Raw data:
◆ ◆ ◆
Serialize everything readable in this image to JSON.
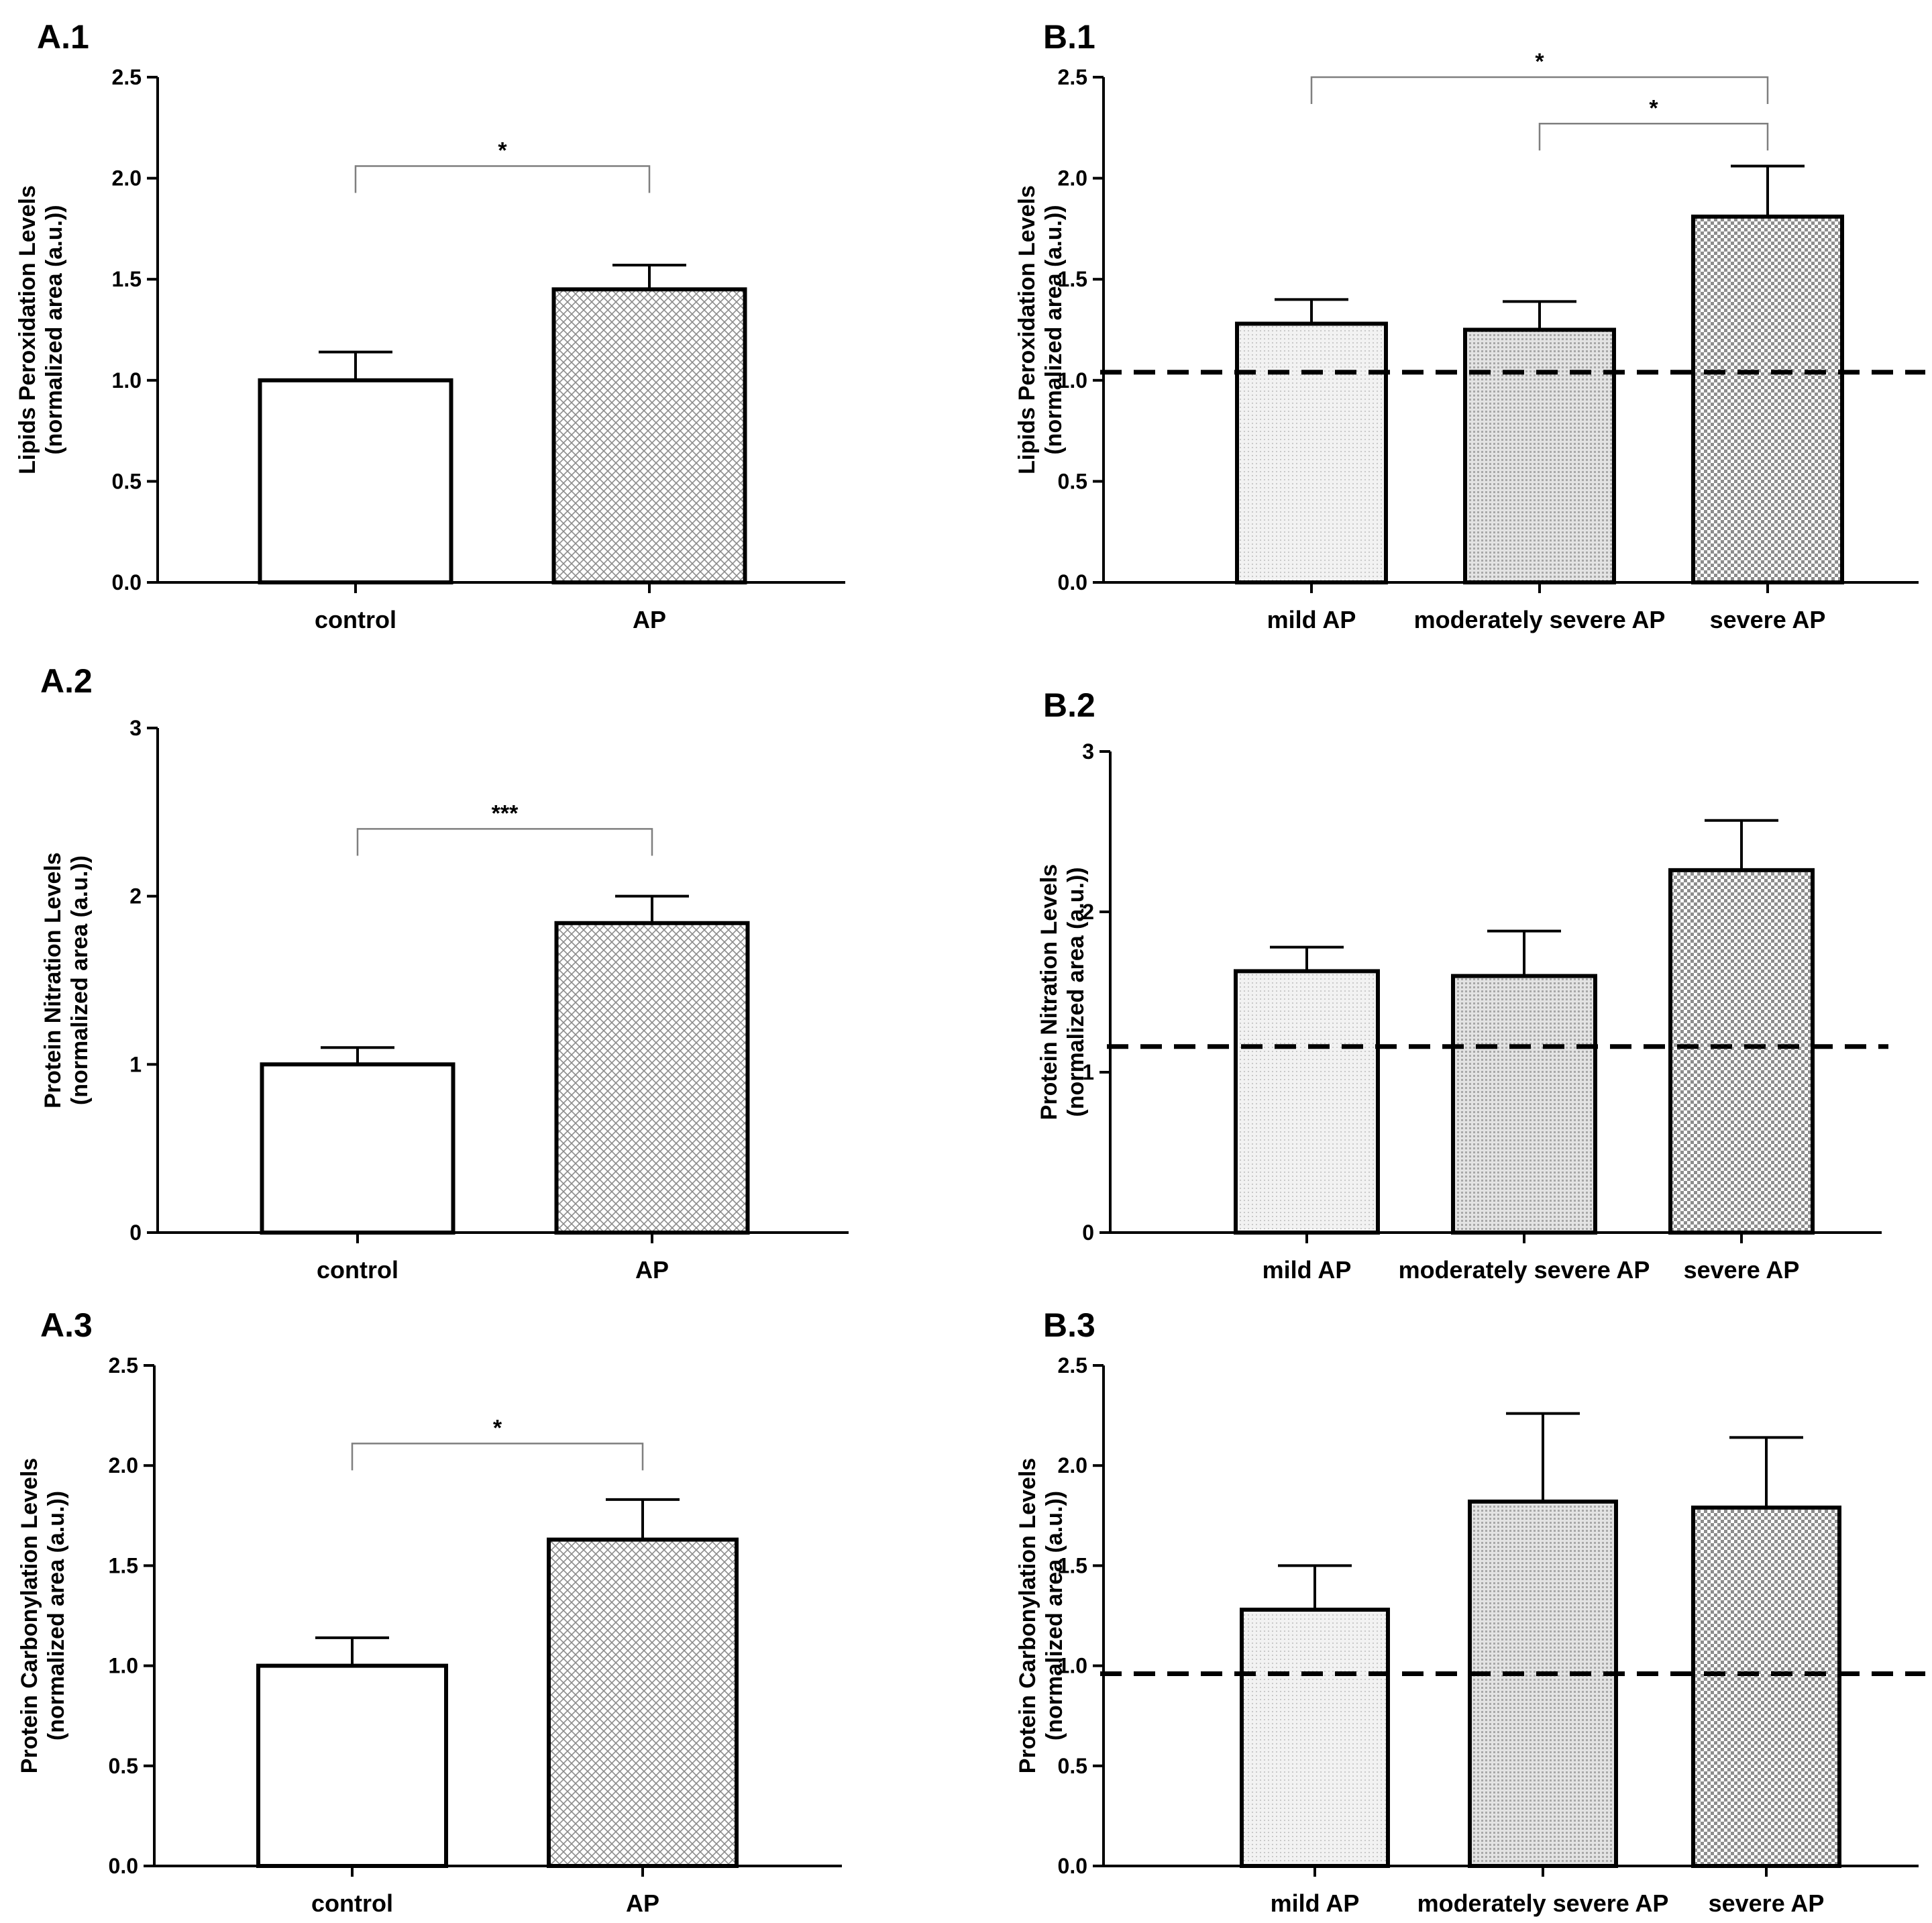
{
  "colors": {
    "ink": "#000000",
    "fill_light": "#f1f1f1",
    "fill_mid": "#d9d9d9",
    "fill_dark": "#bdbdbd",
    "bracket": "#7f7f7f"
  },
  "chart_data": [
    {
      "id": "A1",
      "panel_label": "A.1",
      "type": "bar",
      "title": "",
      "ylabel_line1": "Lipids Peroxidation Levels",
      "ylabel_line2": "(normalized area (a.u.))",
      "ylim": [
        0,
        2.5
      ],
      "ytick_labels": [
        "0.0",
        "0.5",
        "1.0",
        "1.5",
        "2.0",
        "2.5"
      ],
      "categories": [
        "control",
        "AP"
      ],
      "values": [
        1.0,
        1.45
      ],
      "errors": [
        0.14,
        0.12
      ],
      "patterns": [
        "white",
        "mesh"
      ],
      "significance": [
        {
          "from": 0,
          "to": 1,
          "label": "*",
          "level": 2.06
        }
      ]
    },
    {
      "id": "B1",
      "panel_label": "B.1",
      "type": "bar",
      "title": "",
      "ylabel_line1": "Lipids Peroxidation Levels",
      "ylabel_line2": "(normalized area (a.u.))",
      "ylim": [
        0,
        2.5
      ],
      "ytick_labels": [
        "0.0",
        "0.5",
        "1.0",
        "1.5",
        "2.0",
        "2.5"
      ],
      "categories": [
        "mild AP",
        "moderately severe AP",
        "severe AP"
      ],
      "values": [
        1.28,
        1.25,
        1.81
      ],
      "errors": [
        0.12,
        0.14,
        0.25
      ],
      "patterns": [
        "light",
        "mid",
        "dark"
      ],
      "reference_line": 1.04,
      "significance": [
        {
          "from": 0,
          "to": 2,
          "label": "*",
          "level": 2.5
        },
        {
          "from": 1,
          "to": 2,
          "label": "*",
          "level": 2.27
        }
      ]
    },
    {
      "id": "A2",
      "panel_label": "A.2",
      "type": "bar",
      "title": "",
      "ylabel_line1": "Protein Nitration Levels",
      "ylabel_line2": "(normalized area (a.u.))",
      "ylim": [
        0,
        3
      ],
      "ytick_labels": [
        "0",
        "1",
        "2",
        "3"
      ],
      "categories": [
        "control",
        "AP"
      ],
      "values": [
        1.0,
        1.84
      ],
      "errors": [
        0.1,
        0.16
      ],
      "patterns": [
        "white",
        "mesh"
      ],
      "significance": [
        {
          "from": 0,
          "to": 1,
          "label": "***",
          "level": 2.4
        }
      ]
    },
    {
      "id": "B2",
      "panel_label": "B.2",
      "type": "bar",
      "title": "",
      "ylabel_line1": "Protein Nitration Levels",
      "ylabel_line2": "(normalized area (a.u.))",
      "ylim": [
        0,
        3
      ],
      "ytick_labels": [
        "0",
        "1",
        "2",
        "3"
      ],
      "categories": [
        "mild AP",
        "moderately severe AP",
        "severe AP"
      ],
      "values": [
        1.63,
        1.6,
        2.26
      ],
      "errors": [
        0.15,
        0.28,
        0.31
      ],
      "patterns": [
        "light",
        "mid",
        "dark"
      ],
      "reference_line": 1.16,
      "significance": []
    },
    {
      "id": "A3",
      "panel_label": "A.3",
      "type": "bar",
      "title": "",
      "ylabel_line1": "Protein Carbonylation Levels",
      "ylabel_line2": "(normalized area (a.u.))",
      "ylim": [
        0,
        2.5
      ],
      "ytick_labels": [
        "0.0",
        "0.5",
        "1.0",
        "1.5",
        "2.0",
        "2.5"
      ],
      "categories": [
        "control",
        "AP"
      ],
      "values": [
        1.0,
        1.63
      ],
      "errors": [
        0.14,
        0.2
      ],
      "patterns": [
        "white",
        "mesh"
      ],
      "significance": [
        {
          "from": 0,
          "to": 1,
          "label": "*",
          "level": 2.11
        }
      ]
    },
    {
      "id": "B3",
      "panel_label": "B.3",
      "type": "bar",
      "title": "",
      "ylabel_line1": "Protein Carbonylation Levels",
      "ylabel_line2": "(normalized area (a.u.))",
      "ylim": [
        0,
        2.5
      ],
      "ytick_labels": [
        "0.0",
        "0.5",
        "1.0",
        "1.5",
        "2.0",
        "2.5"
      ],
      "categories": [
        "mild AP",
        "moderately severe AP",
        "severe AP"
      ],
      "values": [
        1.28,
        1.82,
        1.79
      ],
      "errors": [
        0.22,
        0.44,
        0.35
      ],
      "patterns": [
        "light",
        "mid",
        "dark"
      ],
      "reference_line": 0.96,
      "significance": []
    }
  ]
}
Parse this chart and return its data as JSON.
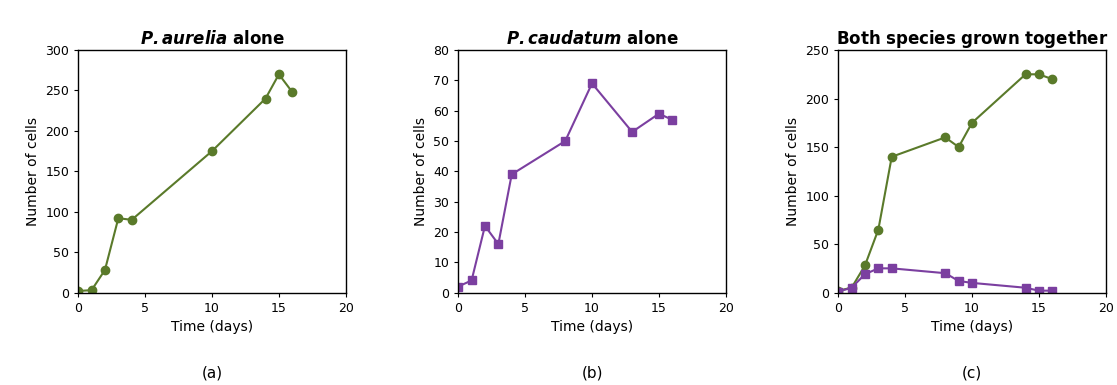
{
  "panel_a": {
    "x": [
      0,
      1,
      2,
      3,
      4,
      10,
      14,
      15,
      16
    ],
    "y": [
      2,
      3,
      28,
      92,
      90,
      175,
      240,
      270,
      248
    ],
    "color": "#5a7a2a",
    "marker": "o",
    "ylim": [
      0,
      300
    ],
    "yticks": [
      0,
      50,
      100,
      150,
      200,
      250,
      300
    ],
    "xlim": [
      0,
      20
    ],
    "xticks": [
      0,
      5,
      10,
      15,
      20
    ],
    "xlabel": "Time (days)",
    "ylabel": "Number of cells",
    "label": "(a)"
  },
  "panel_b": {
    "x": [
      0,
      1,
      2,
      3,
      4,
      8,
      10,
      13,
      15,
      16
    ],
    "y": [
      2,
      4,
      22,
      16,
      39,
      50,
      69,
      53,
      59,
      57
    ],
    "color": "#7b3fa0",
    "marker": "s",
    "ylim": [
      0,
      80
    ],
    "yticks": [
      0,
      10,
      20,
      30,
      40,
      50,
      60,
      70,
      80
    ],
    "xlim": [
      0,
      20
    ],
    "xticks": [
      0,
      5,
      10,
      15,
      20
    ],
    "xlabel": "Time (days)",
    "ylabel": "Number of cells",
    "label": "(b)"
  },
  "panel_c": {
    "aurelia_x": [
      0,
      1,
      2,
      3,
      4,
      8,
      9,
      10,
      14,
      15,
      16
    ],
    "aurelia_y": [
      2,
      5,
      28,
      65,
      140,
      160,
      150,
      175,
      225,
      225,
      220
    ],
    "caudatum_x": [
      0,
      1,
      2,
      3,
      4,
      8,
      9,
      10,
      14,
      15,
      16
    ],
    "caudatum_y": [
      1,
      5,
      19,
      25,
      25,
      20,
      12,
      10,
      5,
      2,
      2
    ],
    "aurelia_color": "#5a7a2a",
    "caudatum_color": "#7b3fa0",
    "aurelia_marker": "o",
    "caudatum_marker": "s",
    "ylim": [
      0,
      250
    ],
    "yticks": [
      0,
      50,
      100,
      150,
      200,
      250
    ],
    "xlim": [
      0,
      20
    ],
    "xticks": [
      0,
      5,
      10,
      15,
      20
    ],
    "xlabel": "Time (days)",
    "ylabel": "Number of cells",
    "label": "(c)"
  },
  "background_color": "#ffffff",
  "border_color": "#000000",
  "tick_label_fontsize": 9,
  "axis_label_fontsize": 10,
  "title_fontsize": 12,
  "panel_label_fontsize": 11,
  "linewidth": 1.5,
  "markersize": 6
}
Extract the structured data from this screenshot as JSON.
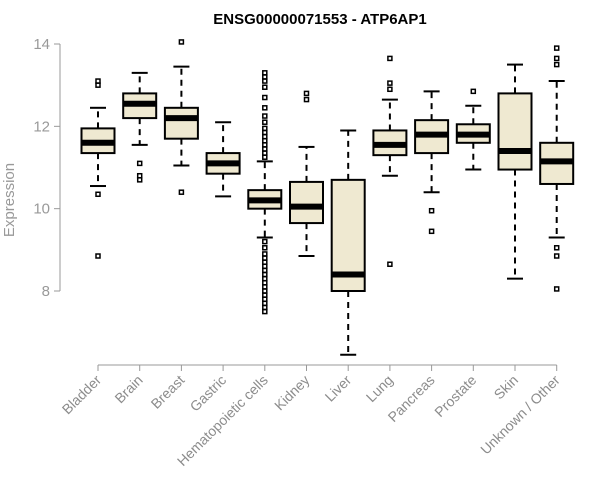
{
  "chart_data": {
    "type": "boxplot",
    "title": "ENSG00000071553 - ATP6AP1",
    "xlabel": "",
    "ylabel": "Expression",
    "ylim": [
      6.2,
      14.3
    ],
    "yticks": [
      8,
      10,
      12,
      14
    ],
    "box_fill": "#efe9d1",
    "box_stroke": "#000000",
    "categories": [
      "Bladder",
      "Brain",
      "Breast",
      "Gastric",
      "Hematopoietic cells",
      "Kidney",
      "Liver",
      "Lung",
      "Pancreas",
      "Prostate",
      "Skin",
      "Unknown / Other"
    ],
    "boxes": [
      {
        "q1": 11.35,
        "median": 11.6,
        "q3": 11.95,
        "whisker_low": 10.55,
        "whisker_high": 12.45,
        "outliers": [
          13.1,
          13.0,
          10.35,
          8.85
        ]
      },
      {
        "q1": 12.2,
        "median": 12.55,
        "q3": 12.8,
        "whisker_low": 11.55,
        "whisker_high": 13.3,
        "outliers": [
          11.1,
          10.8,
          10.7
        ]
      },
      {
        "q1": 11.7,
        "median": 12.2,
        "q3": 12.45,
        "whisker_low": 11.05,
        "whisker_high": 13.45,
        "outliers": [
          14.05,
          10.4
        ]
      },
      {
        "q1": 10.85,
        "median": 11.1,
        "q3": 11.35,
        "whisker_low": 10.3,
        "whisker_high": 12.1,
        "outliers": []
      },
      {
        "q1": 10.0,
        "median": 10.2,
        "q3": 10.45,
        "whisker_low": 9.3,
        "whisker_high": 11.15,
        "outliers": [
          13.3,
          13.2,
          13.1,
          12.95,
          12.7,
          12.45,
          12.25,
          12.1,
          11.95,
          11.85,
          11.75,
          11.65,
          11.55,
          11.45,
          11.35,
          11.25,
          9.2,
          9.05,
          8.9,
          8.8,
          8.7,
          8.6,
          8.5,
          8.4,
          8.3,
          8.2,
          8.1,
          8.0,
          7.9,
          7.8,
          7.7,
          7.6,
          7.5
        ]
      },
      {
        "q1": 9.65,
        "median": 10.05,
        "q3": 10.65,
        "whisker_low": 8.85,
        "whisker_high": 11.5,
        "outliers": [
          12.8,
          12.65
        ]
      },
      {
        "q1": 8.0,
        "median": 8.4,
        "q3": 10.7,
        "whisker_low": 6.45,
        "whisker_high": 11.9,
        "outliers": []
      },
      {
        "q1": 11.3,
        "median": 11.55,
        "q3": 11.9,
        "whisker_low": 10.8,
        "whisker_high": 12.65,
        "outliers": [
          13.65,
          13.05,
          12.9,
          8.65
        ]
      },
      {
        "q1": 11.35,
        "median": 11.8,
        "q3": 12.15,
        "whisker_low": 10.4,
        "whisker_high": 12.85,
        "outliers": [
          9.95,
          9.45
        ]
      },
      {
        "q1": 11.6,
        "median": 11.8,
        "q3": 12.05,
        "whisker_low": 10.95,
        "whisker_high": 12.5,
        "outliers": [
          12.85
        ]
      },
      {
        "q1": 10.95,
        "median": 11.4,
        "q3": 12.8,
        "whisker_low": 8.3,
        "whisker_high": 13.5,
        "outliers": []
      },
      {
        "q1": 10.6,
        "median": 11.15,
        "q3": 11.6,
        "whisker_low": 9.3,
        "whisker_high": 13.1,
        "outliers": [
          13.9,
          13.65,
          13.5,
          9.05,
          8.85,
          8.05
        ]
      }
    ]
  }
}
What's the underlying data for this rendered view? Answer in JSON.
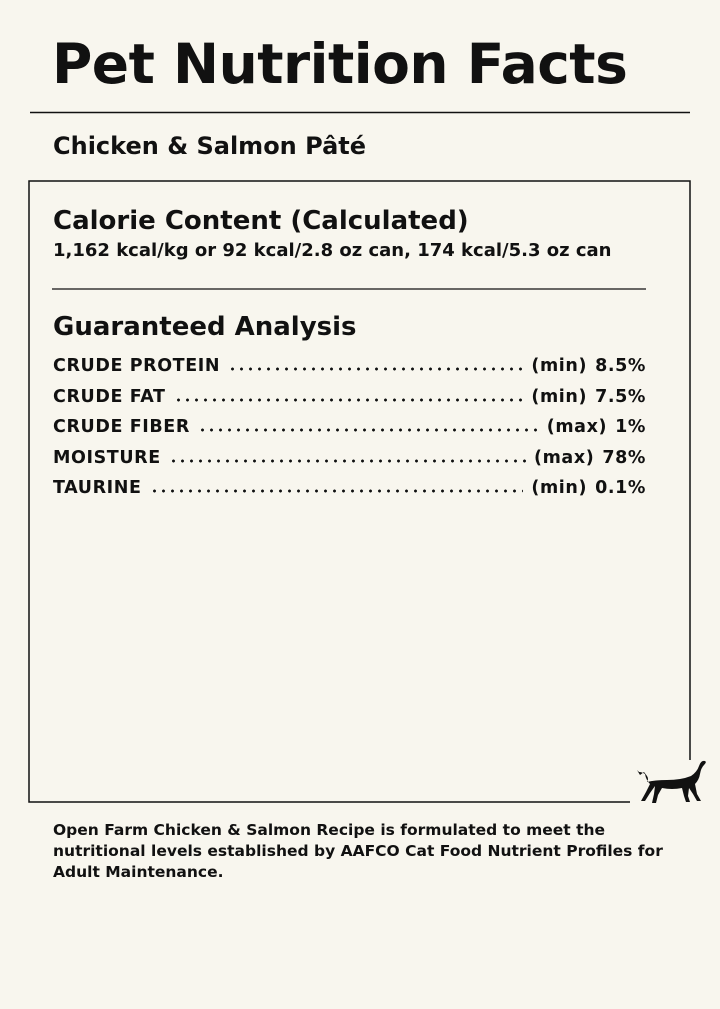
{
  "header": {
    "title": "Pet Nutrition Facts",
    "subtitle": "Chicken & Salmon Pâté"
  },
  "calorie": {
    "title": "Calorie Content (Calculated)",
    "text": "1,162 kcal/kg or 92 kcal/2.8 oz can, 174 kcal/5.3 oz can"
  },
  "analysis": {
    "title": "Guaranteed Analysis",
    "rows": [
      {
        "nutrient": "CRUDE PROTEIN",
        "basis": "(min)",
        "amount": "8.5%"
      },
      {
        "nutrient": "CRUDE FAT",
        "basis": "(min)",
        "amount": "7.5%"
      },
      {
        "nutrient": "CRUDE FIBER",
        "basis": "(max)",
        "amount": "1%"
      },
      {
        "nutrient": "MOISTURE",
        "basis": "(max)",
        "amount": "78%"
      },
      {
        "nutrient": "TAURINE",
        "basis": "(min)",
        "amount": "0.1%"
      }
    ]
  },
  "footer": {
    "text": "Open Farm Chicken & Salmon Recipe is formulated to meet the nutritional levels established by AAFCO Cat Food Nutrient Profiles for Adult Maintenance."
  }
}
◆ ◆ ◆
Assignment: Reproduce the lines of the listing exactly, starting at the one that contains "What's the underlying" and continuing through the final line, but leave out the pictures.

Result for this exercise:
What's the underlying data for this rendered view? Answer in JSON.
{
  "header": {
    "title": "Pet Nutrition Facts",
    "subtitle": "Chicken & Salmon Pâté"
  },
  "calorie": {
    "title": "Calorie Content (Calculated)",
    "text": "1,162 kcal/kg or 92 kcal/2.8 oz can, 174 kcal/5.3 oz can"
  },
  "analysis": {
    "title": "Guaranteed Analysis",
    "rows": [
      {
        "nutrient": "CRUDE PROTEIN",
        "basis": "(min)",
        "amount": "8.5%"
      },
      {
        "nutrient": "CRUDE FAT",
        "basis": "(min)",
        "amount": "7.5%"
      },
      {
        "nutrient": "CRUDE FIBER",
        "basis": "(max)",
        "amount": "1%"
      },
      {
        "nutrient": "MOISTURE",
        "basis": "(max)",
        "amount": "78%"
      },
      {
        "nutrient": "TAURINE",
        "basis": "(min)",
        "amount": "0.1%"
      }
    ]
  },
  "footer": {
    "text": "Open Farm Chicken & Salmon Recipe is formulated to meet the nutritional levels established by AAFCO Cat Food Nutrient Profiles for Adult Maintenance."
  }
}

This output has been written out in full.